Figure dataset records
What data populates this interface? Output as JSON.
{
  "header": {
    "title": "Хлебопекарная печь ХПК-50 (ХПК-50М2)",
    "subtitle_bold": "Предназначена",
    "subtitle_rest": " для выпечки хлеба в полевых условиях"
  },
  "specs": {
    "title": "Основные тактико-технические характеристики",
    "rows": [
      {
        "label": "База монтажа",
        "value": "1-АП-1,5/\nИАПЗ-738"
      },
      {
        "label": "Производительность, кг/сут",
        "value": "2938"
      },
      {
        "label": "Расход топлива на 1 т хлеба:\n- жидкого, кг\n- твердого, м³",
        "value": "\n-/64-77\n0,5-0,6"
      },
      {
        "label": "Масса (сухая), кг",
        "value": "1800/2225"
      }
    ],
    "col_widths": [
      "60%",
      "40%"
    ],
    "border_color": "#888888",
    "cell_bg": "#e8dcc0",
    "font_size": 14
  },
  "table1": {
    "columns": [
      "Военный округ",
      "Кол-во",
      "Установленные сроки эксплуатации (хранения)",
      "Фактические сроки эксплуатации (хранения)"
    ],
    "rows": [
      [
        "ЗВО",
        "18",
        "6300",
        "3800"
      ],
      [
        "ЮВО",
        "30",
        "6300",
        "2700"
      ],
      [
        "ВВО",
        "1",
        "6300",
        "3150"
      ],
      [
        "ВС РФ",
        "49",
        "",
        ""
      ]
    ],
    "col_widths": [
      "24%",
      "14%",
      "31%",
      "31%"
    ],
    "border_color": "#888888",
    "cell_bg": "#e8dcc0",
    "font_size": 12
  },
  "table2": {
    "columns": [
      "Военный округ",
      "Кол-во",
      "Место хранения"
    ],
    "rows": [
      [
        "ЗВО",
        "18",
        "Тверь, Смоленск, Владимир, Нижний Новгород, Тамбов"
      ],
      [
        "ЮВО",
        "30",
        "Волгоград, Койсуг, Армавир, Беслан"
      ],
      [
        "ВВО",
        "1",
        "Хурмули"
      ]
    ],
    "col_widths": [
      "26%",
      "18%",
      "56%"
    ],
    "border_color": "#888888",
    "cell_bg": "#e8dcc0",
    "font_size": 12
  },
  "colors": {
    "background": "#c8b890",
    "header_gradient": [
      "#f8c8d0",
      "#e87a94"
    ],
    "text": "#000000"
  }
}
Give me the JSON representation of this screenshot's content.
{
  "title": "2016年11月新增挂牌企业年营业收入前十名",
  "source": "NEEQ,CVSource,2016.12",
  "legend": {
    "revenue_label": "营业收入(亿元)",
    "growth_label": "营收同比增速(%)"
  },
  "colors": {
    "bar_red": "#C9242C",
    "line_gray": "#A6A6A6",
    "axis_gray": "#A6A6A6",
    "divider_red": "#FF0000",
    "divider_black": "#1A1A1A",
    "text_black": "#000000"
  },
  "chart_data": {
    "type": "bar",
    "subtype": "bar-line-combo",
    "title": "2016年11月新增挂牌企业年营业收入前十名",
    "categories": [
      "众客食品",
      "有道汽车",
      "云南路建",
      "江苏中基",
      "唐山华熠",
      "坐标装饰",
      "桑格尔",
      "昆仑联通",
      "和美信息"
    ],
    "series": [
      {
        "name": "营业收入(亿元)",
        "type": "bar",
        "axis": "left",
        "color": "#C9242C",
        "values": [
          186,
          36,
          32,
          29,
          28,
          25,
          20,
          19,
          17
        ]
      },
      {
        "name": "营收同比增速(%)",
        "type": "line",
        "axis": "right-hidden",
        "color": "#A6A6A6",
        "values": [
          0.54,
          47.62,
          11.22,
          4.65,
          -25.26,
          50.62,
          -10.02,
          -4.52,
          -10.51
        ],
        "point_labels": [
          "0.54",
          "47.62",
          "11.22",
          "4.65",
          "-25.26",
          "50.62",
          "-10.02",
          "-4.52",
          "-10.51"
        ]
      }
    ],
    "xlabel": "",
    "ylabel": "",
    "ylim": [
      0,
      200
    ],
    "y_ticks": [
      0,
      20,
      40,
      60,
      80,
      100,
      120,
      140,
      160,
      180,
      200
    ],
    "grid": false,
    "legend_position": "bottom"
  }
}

**Your task**
Retype the material in full, character for character.

**Task solution**
What data populates this interface? Output as JSON.
{
  "header": {
    "title": "Хлебопекарная печь ХПК-50 (ХПК-50М2)",
    "subtitle_bold": "Предназначена",
    "subtitle_rest": " для выпечки хлеба в полевых условиях"
  },
  "specs": {
    "title": "Основные тактико-технические характеристики",
    "rows": [
      {
        "label": "База монтажа",
        "value": "1-АП-1,5/\nИАПЗ-738"
      },
      {
        "label": "Производительность, кг/сут",
        "value": "2938"
      },
      {
        "label": "Расход топлива на 1 т хлеба:\n- жидкого, кг\n- твердого, м³",
        "value": "\n-/64-77\n0,5-0,6"
      },
      {
        "label": "Масса (сухая), кг",
        "value": "1800/2225"
      }
    ],
    "col_widths": [
      "60%",
      "40%"
    ],
    "border_color": "#888888",
    "cell_bg": "#e8dcc0",
    "font_size": 14
  },
  "table1": {
    "columns": [
      "Военный округ",
      "Кол-во",
      "Установленные сроки эксплуатации (хранения)",
      "Фактические сроки эксплуатации (хранения)"
    ],
    "rows": [
      [
        "ЗВО",
        "18",
        "6300",
        "3800"
      ],
      [
        "ЮВО",
        "30",
        "6300",
        "2700"
      ],
      [
        "ВВО",
        "1",
        "6300",
        "3150"
      ],
      [
        "ВС РФ",
        "49",
        "",
        ""
      ]
    ],
    "col_widths": [
      "24%",
      "14%",
      "31%",
      "31%"
    ],
    "border_color": "#888888",
    "cell_bg": "#e8dcc0",
    "font_size": 12
  },
  "table2": {
    "columns": [
      "Военный округ",
      "Кол-во",
      "Место хранения"
    ],
    "rows": [
      [
        "ЗВО",
        "18",
        "Тверь, Смоленск, Владимир, Нижний Новгород, Тамбов"
      ],
      [
        "ЮВО",
        "30",
        "Волгоград, Койсуг, Армавир, Беслан"
      ],
      [
        "ВВО",
        "1",
        "Хурмули"
      ]
    ],
    "col_widths": [
      "26%",
      "18%",
      "56%"
    ],
    "border_color": "#888888",
    "cell_bg": "#e8dcc0",
    "font_size": 12
  },
  "colors": {
    "background": "#c8b890",
    "header_gradient": [
      "#f8c8d0",
      "#e87a94"
    ],
    "text": "#000000"
  }
}
Give me the JSON representation of this screenshot's content.
{
  "title": "2016年11月新增挂牌企业年营业收入前十名",
  "source": "NEEQ,CVSource,2016.12",
  "legend": {
    "revenue_label": "营业收入(亿元)",
    "growth_label": "营收同比增速(%)"
  },
  "colors": {
    "bar_red": "#C9242C",
    "line_gray": "#A6A6A6",
    "axis_gray": "#A6A6A6",
    "divider_red": "#FF0000",
    "divider_black": "#1A1A1A",
    "text_black": "#000000"
  },
  "chart_data": {
    "type": "bar",
    "subtype": "bar-line-combo",
    "title": "2016年11月新增挂牌企业年营业收入前十名",
    "categories": [
      "众客食品",
      "有道汽车",
      "云南路建",
      "江苏中基",
      "唐山华熠",
      "坐标装饰",
      "桑格尔",
      "昆仑联通",
      "和美信息"
    ],
    "series": [
      {
        "name": "营业收入(亿元)",
        "type": "bar",
        "axis": "left",
        "color": "#C9242C",
        "values": [
          186,
          36,
          32,
          29,
          28,
          25,
          20,
          19,
          17
        ]
      },
      {
        "name": "营收同比增速(%)",
        "type": "line",
        "axis": "right-hidden",
        "color": "#A6A6A6",
        "values": [
          0.54,
          47.62,
          11.22,
          4.65,
          -25.26,
          50.62,
          -10.02,
          -4.52,
          -10.51
        ],
        "point_labels": [
          "0.54",
          "47.62",
          "11.22",
          "4.65",
          "-25.26",
          "50.62",
          "-10.02",
          "-4.52",
          "-10.51"
        ]
      }
    ],
    "xlabel": "",
    "ylabel": "",
    "ylim": [
      0,
      200
    ],
    "y_ticks": [
      0,
      20,
      40,
      60,
      80,
      100,
      120,
      140,
      160,
      180,
      200
    ],
    "grid": false,
    "legend_position": "bottom"
  }
}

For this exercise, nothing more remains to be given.